What is needed
Copy every line in the records below that contains the word "Root".

====== Data entries

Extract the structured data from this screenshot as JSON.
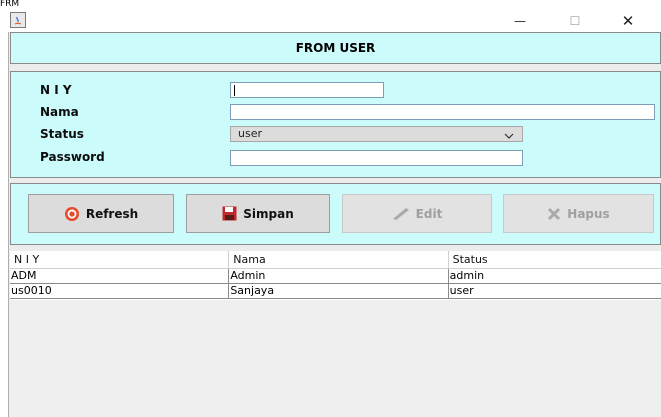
{
  "window": {
    "caption": "FRM",
    "minimize_glyph": "—",
    "maximize_glyph": "☐",
    "close_glyph": "✕"
  },
  "header": {
    "title": "FROM USER"
  },
  "form": {
    "niy_label": "N I Y",
    "niy_value": "",
    "nama_label": "Nama",
    "nama_value": "",
    "status_label": "Status",
    "status_value": "user",
    "password_label": "Password",
    "password_value": ""
  },
  "buttons": {
    "refresh": "Refresh",
    "simpan": "Simpan",
    "edit": "Edit",
    "hapus": "Hapus"
  },
  "table": {
    "columns": [
      "N I Y",
      "Nama",
      "Status"
    ],
    "rows": [
      [
        "ADM",
        "Admin",
        "admin"
      ],
      [
        "us0010",
        "Sanjaya",
        "user"
      ]
    ]
  },
  "colors": {
    "panel_bg": "#ccfbfb",
    "window_bg": "#ececec",
    "accent_red": "#e24b2b"
  }
}
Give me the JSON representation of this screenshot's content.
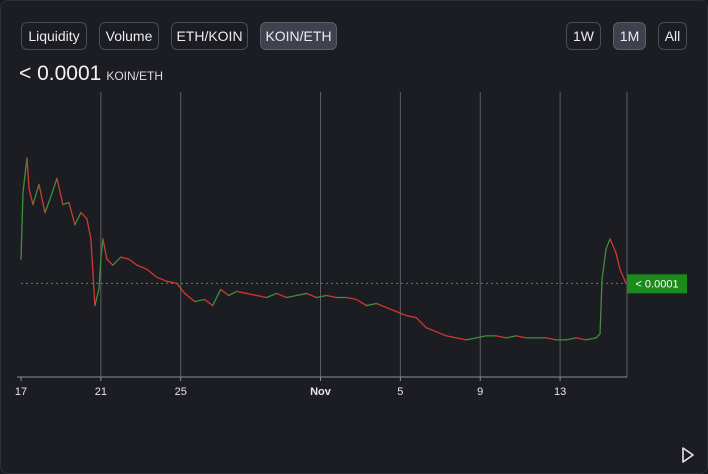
{
  "toolbar": {
    "metric_tabs": [
      "Liquidity",
      "Volume",
      "ETH/KOIN",
      "KOIN/ETH"
    ],
    "active_metric": "KOIN/ETH",
    "range_tabs": [
      "1W",
      "1M",
      "All"
    ],
    "active_range": "1M"
  },
  "header": {
    "price_value": "< 0.0001",
    "price_unit": "KOIN/ETH"
  },
  "current_price_tag": "< 0.0001",
  "colors": {
    "background": "#1c1d23",
    "up": "#3f8f3a",
    "down": "#d0392e",
    "grid": "#5b5e66",
    "tag": "#1c8b1c",
    "reference_line": "#2aa52a"
  },
  "chart_data": {
    "type": "line",
    "title": "",
    "xlabel": "",
    "ylabel": "",
    "x_ticks": [
      "17",
      "21",
      "25",
      "Nov",
      "5",
      "9",
      "13"
    ],
    "x_tick_days": [
      0,
      4,
      8,
      15,
      19,
      23,
      27
    ],
    "xlim_days": [
      0,
      30.3
    ],
    "ylim": [
      0,
      1
    ],
    "y_axis_visible": false,
    "vertical_grid": true,
    "current_value": 0.33,
    "current_label": "< 0.0001",
    "series": [
      {
        "points": [
          [
            0,
            0.45
          ],
          [
            0.1,
            0.78
          ],
          [
            0.3,
            0.95
          ],
          [
            0.4,
            0.8
          ],
          [
            0.6,
            0.72
          ],
          [
            0.9,
            0.82
          ],
          [
            1.2,
            0.68
          ],
          [
            1.5,
            0.76
          ],
          [
            1.8,
            0.85
          ],
          [
            2.1,
            0.72
          ],
          [
            2.4,
            0.73
          ],
          [
            2.7,
            0.62
          ],
          [
            3.0,
            0.68
          ],
          [
            3.3,
            0.65
          ],
          [
            3.5,
            0.55
          ],
          [
            3.7,
            0.22
          ],
          [
            3.9,
            0.3
          ],
          [
            4.0,
            0.45
          ],
          [
            4.1,
            0.55
          ],
          [
            4.3,
            0.45
          ],
          [
            4.6,
            0.42
          ],
          [
            5.0,
            0.46
          ],
          [
            5.4,
            0.45
          ],
          [
            5.8,
            0.42
          ],
          [
            6.3,
            0.4
          ],
          [
            6.8,
            0.36
          ],
          [
            7.3,
            0.34
          ],
          [
            7.8,
            0.33
          ],
          [
            8.2,
            0.28
          ],
          [
            8.7,
            0.24
          ],
          [
            9.2,
            0.25
          ],
          [
            9.6,
            0.22
          ],
          [
            10.0,
            0.3
          ],
          [
            10.4,
            0.27
          ],
          [
            10.8,
            0.29
          ],
          [
            11.3,
            0.28
          ],
          [
            11.8,
            0.27
          ],
          [
            12.3,
            0.26
          ],
          [
            12.8,
            0.28
          ],
          [
            13.3,
            0.26
          ],
          [
            13.8,
            0.27
          ],
          [
            14.3,
            0.28
          ],
          [
            14.8,
            0.26
          ],
          [
            15.3,
            0.27
          ],
          [
            15.8,
            0.26
          ],
          [
            16.3,
            0.26
          ],
          [
            16.8,
            0.25
          ],
          [
            17.3,
            0.22
          ],
          [
            17.8,
            0.23
          ],
          [
            18.3,
            0.21
          ],
          [
            18.8,
            0.19
          ],
          [
            19.3,
            0.17
          ],
          [
            19.8,
            0.16
          ],
          [
            20.3,
            0.11
          ],
          [
            20.8,
            0.09
          ],
          [
            21.3,
            0.07
          ],
          [
            21.8,
            0.06
          ],
          [
            22.3,
            0.05
          ],
          [
            22.8,
            0.06
          ],
          [
            23.3,
            0.07
          ],
          [
            23.8,
            0.07
          ],
          [
            24.3,
            0.06
          ],
          [
            24.8,
            0.07
          ],
          [
            25.3,
            0.06
          ],
          [
            25.8,
            0.06
          ],
          [
            26.3,
            0.06
          ],
          [
            26.8,
            0.05
          ],
          [
            27.3,
            0.05
          ],
          [
            27.8,
            0.06
          ],
          [
            28.3,
            0.05
          ],
          [
            28.8,
            0.06
          ],
          [
            29.0,
            0.08
          ],
          [
            29.1,
            0.35
          ],
          [
            29.3,
            0.5
          ],
          [
            29.5,
            0.55
          ],
          [
            29.8,
            0.48
          ],
          [
            30.0,
            0.4
          ],
          [
            30.3,
            0.33
          ]
        ]
      }
    ]
  }
}
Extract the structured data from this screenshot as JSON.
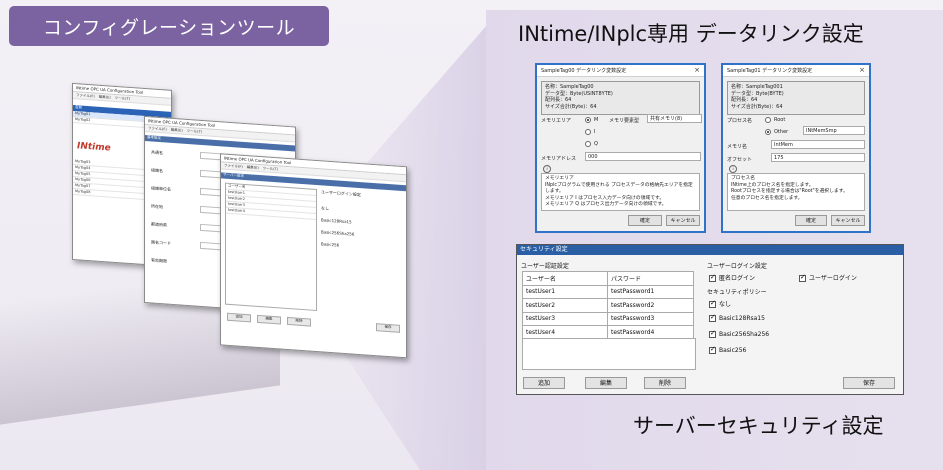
{
  "header": {
    "title": "コンフィグレーションツール"
  },
  "panel": {
    "title": "INtime/INplc専用 データリンク設定",
    "caption": "サーバーセキュリティ設定"
  },
  "stack": {
    "win1": {
      "title": "INtime OPC UA Configuration Tool",
      "menu": [
        "ファイル(F)",
        "編集(E)",
        "ツール(T)",
        "ヘルプ(H)"
      ],
      "logo": "INtime",
      "head": "名前",
      "rows": [
        "MyTag01",
        "MyTag02",
        "MyTag03",
        "MyTag04",
        "MyTag05",
        "MyTag06",
        "MyTag07",
        "MyTag08"
      ]
    },
    "win2": {
      "title": "INtime OPC UA Configuration Tool",
      "section": "基本設定",
      "labels": [
        "共通名",
        "組織名",
        "組織単位名",
        "所在地",
        "都道府県",
        "国名コード",
        "有効期限"
      ]
    },
    "win3": {
      "title": "INtime OPC UA Configuration Tool",
      "section": "サーバー設定",
      "list_head": "ユーザー名",
      "right_head": "ユーザーログイン設定",
      "buttons": [
        "追加",
        "編集",
        "削除",
        "保存"
      ]
    }
  },
  "dialog_left": {
    "title": "SampleTag00 データリンク変数設定",
    "info": [
      "名称：SampleTag00",
      "データ型：Byte(USINT8YTE)",
      "配列長：64",
      "サイズ合計(Byte)：64"
    ],
    "memory_area_label": "メモリエリア",
    "radio_m": "M",
    "radio_i": "I",
    "radio_q": "Q",
    "memory_size_label": "メモリ要素型",
    "memory_size_value": "共有メモリ(8)",
    "address_label": "メモリアドレス",
    "address_value": "000",
    "note_title": "メモリエリア",
    "note_lines": [
      "INplcプログラムで使用される プロセスデータの格納先エリアを指定します。",
      "メモリエリア I はプロセス入力データ向けの領域です。",
      "メモリエリア Q はプロセス出力データ向けの領域です。",
      "メモリエリア M はプロセス入出力以外の任意データ向けの領域です。"
    ],
    "ok": "確定",
    "cancel": "キャンセル"
  },
  "dialog_right": {
    "title": "SampleTag01 データリンク変数設定",
    "info": [
      "名称：SampleTag001",
      "データ型：Byte(BYTE)",
      "配列長：64",
      "サイズ合計(Byte)：64"
    ],
    "process_label": "プロセス名",
    "radio_root": "Root",
    "radio_other": "Other",
    "other_value": "INtMemSmp",
    "memory_label": "メモリ名",
    "memory_value": "IntMem",
    "offset_label": "オフセット",
    "offset_value": "175",
    "note_title": "プロセス名",
    "note_lines": [
      "INtime上のプロセス名を指定します。",
      "Rootプロセスを指定する場合は\"Root\"を選択します。",
      "それ以外のプロセスを指定する場合は、\"Other\"を選択し、",
      "任意のプロセス名を指定します。"
    ],
    "ok": "確定",
    "cancel": "キャンセル"
  },
  "security": {
    "title": "セキュリティ設定",
    "user_group": "ユーザー認証設定",
    "col_user": "ユーザー名",
    "col_pass": "パスワード",
    "rows": [
      {
        "user": "testUser1",
        "pass": "testPassword1"
      },
      {
        "user": "testUser2",
        "pass": "testPassword2"
      },
      {
        "user": "testUser3",
        "pass": "testPassword3"
      },
      {
        "user": "testUser4",
        "pass": "testPassword4"
      }
    ],
    "login_group": "ユーザーログイン設定",
    "login_anon": "匿名ログイン",
    "login_user": "ユーザーログイン",
    "policy_group": "セキュリティポリシー",
    "policies": [
      "なし",
      "Basic128Rsa15",
      "Basic256Sha256",
      "Basic256"
    ],
    "btn_add": "追加",
    "btn_edit": "編集",
    "btn_delete": "削除",
    "btn_save": "保存"
  },
  "colors": {
    "badge": "#7a63a0",
    "accent_blue": "#2e73c7",
    "panel": "#e3dbec"
  }
}
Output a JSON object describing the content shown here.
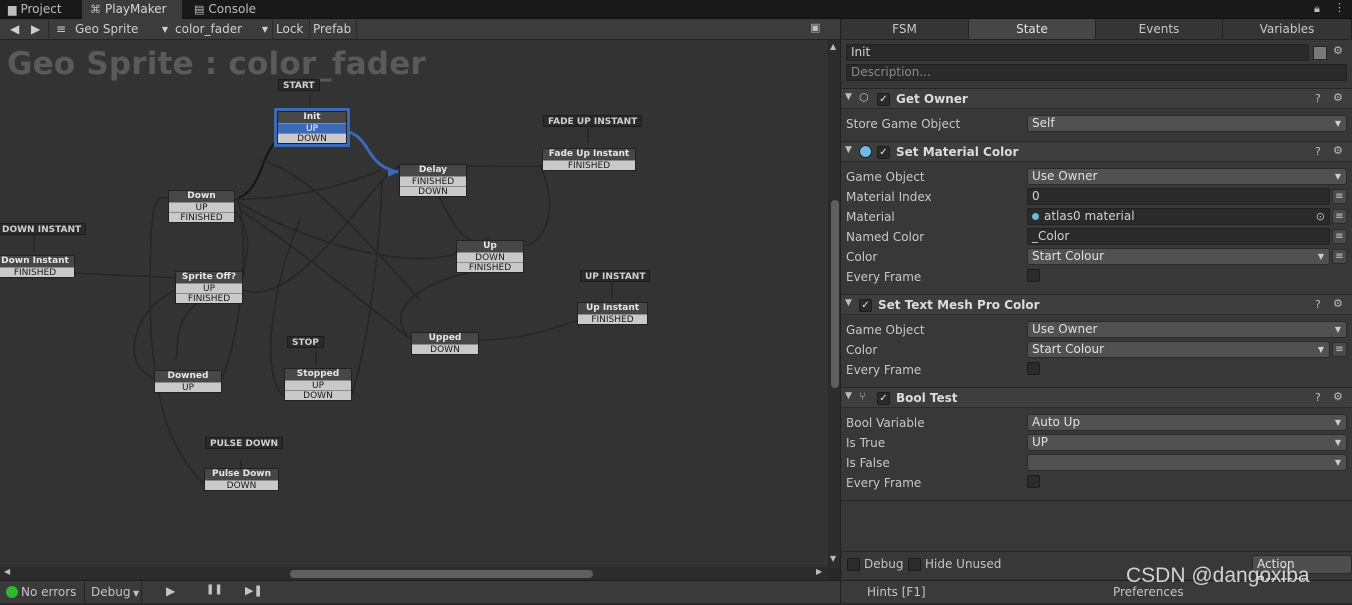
{
  "tabs": [
    {
      "label": "Project"
    },
    {
      "label": "PlayMaker"
    },
    {
      "label": "Console"
    }
  ],
  "toolbar": {
    "back": "◀",
    "forward": "▶",
    "menu": "≡",
    "gameobject": "Geo Sprite",
    "fsm": "color_fader",
    "lock": "Lock",
    "prefab": "Prefab"
  },
  "graph": {
    "title": "Geo Sprite : color_fader",
    "start_event": "START",
    "states": {
      "init": {
        "name": "Init",
        "t": [
          "UP",
          "DOWN"
        ]
      },
      "delay": {
        "name": "Delay",
        "t": [
          "FINISHED",
          "DOWN"
        ]
      },
      "down": {
        "name": "Down",
        "t": [
          "UP",
          "FINISHED"
        ]
      },
      "fade_up_instant": {
        "name": "Fade Up Instant",
        "t": [
          "FINISHED"
        ]
      },
      "up": {
        "name": "Up",
        "t": [
          "DOWN",
          "FINISHED"
        ]
      },
      "down_instant": {
        "name": "Down Instant",
        "t": [
          "FINISHED"
        ]
      },
      "sprite_off": {
        "name": "Sprite Off?",
        "t": [
          "UP",
          "FINISHED"
        ]
      },
      "up_instant": {
        "name": "Up Instant",
        "t": [
          "FINISHED"
        ]
      },
      "upped": {
        "name": "Upped",
        "t": [
          "DOWN"
        ]
      },
      "stopped": {
        "name": "Stopped",
        "t": [
          "UP",
          "DOWN"
        ]
      },
      "downed": {
        "name": "Downed",
        "t": [
          "UP"
        ]
      },
      "pulse_down": {
        "name": "Pulse Down",
        "t": [
          "DOWN"
        ]
      }
    },
    "global_events": {
      "fade_up_instant": "FADE UP INSTANT",
      "down_instant": "DOWN INSTANT",
      "up_instant": "UP INSTANT",
      "stop": "STOP",
      "pulse_down": "PULSE DOWN"
    }
  },
  "statusbar": {
    "errors": "No errors",
    "debug": "Debug",
    "play": "▶",
    "pause": "❚❚",
    "step": "▶❚"
  },
  "inspector": {
    "tabs": [
      "FSM",
      "State",
      "Events",
      "Variables"
    ],
    "active_tab": "State",
    "state_name": "Init",
    "description_placeholder": "Description...",
    "actions": [
      {
        "title": "Get Owner",
        "fields": [
          {
            "label": "Store Game Object",
            "value": "Self"
          }
        ]
      },
      {
        "title": "Set Material Color",
        "fields": [
          {
            "label": "Game Object",
            "value": "Use Owner"
          },
          {
            "label": "Material Index",
            "value": "0"
          },
          {
            "label": "Material",
            "value": "atlas0 material"
          },
          {
            "label": "Named Color",
            "value": "_Color"
          },
          {
            "label": "Color",
            "value": "Start Colour"
          },
          {
            "label": "Every Frame",
            "value": ""
          }
        ]
      },
      {
        "title": "Set Text Mesh Pro Color",
        "fields": [
          {
            "label": "Game Object",
            "value": "Use Owner"
          },
          {
            "label": "Color",
            "value": "Start Colour"
          },
          {
            "label": "Every Frame",
            "value": ""
          }
        ]
      },
      {
        "title": "Bool Test",
        "fields": [
          {
            "label": "Bool Variable",
            "value": "Auto Up"
          },
          {
            "label": "Is True",
            "value": "UP"
          },
          {
            "label": "Is False",
            "value": ""
          },
          {
            "label": "Every Frame",
            "value": ""
          }
        ]
      }
    ],
    "footer": {
      "debug": "Debug",
      "hide_unused": "Hide Unused",
      "action_browser": "Action Browser"
    },
    "status": {
      "hints": "Hints [F1]",
      "preferences": "Preferences"
    }
  },
  "watermark": "CSDN @dangoxiba",
  "colors": {
    "selected": "#3b6bb8",
    "graph_bg": "#333333",
    "panel_bg": "#383838"
  }
}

============

Output
    "radio_root": "Root",
      "Rootプロセスを指定する場合は\"Root\"を選択します。",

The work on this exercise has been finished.